> [Vorgegebener Text]:
----------------------------------------

BGH, Beschluß vom 13. Januar 2000 - VII ZB 20/99 - OLG München
LG Landshut
Der VII. Zivilsenat des Bundesgerichtshofs hat am 13. Januar 2000 durch den
Vorsitzenden Richter Prof. Dr. Ullmann und die Richter Prof. Dr. Thode,
Dr. Haß, Dr. Kniffka und Wendt

beschlossen:
Auf die Beschwerde der Beklagten zu 2 bis 4 wird der Beschluß des 13. Zivilsenats des Oberlandesgerichts München vom 7. Juli 1999 aufgehoben. Den Beklagten zu 2 bis 4 wird Wiedereinsetzung in den vorigen Stand wegen Versäumung der Frist zur Einlegung der Berufung gegen das Urteil der 4. Zivilkammer des Landgerichts Landshut vom 25. März 1999 gewährt.

----------------------------------------

> [Schriftliche Aufgabe]: Welcher Beschluß wird im Gerichtsbeschluss auf die Beschwerde der Beklagten zu 2 bis 4 aufgehoben?

> [Auszug Datensatz]:
----------------------------------------

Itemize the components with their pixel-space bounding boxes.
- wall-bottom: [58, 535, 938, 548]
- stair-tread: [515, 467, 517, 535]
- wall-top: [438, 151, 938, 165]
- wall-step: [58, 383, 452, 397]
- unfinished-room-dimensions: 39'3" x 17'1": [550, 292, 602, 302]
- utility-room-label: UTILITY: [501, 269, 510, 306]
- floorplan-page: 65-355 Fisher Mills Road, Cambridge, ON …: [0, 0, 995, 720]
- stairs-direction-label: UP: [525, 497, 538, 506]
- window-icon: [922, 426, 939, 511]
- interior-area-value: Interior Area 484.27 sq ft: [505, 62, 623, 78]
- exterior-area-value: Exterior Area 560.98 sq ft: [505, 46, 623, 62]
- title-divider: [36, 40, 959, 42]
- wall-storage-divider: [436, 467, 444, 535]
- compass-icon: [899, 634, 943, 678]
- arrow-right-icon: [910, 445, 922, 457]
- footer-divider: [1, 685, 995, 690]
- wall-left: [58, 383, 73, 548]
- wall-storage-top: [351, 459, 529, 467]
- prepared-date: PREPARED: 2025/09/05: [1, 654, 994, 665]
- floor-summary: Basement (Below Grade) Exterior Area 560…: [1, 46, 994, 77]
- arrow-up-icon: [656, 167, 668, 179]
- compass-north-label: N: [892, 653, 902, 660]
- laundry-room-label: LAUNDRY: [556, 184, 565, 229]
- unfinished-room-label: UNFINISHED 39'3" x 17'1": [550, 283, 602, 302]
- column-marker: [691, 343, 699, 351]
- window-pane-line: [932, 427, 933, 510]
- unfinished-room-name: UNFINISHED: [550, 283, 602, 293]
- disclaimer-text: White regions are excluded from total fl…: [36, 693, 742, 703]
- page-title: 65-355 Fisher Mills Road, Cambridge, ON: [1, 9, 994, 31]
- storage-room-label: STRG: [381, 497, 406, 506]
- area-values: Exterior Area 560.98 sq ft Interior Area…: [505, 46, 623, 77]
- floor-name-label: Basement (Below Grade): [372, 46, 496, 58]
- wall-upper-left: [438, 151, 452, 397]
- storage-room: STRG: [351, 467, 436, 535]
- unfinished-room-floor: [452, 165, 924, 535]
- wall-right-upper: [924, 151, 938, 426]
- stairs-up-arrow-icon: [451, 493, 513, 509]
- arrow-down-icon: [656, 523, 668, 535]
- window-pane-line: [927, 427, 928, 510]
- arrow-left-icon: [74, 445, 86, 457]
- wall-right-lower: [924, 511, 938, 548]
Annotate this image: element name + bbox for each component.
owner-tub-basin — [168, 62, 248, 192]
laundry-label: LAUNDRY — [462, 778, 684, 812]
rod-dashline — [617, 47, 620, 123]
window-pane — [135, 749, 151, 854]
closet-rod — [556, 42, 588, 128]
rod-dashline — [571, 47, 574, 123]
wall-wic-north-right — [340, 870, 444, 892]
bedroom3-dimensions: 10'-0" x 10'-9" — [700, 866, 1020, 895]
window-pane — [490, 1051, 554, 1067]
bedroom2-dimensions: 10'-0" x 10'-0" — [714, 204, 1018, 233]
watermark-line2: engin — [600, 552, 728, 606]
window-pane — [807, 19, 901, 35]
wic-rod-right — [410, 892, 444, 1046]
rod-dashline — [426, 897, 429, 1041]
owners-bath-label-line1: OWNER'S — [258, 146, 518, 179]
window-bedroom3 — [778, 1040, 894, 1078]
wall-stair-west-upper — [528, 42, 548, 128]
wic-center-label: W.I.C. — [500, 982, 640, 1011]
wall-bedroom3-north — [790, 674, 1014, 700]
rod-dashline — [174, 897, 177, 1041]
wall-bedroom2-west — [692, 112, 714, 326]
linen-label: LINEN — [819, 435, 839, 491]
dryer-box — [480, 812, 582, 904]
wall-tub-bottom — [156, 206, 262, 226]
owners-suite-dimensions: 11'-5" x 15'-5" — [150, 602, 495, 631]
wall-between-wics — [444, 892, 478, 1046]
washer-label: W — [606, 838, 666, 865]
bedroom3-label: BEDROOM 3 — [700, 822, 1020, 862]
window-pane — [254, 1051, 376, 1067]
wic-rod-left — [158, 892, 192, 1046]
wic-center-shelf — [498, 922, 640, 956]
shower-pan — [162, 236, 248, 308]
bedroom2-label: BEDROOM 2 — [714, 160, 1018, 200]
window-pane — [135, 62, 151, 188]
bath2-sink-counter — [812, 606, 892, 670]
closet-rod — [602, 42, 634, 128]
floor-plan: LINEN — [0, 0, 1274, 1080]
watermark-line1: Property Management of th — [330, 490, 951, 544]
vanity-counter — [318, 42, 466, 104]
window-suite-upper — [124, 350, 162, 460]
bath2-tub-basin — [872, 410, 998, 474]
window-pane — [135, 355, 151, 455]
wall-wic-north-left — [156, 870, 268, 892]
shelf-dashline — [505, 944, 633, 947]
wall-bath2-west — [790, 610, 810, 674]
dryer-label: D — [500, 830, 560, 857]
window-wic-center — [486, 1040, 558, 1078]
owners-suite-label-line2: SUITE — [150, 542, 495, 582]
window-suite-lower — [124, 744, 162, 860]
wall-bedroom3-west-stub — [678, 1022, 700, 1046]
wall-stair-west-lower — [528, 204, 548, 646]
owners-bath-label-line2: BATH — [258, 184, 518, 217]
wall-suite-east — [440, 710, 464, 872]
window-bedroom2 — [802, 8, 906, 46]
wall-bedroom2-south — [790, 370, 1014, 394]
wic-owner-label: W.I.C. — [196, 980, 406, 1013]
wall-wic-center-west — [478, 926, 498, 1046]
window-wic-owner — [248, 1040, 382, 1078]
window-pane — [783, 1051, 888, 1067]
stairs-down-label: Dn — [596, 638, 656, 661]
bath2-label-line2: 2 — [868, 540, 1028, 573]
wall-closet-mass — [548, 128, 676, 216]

----------------------------------------

> [Lösung]: Der Beschluß des 13. Zivilsenats des Oberlandesgerichts München vom 7. Juli 1999.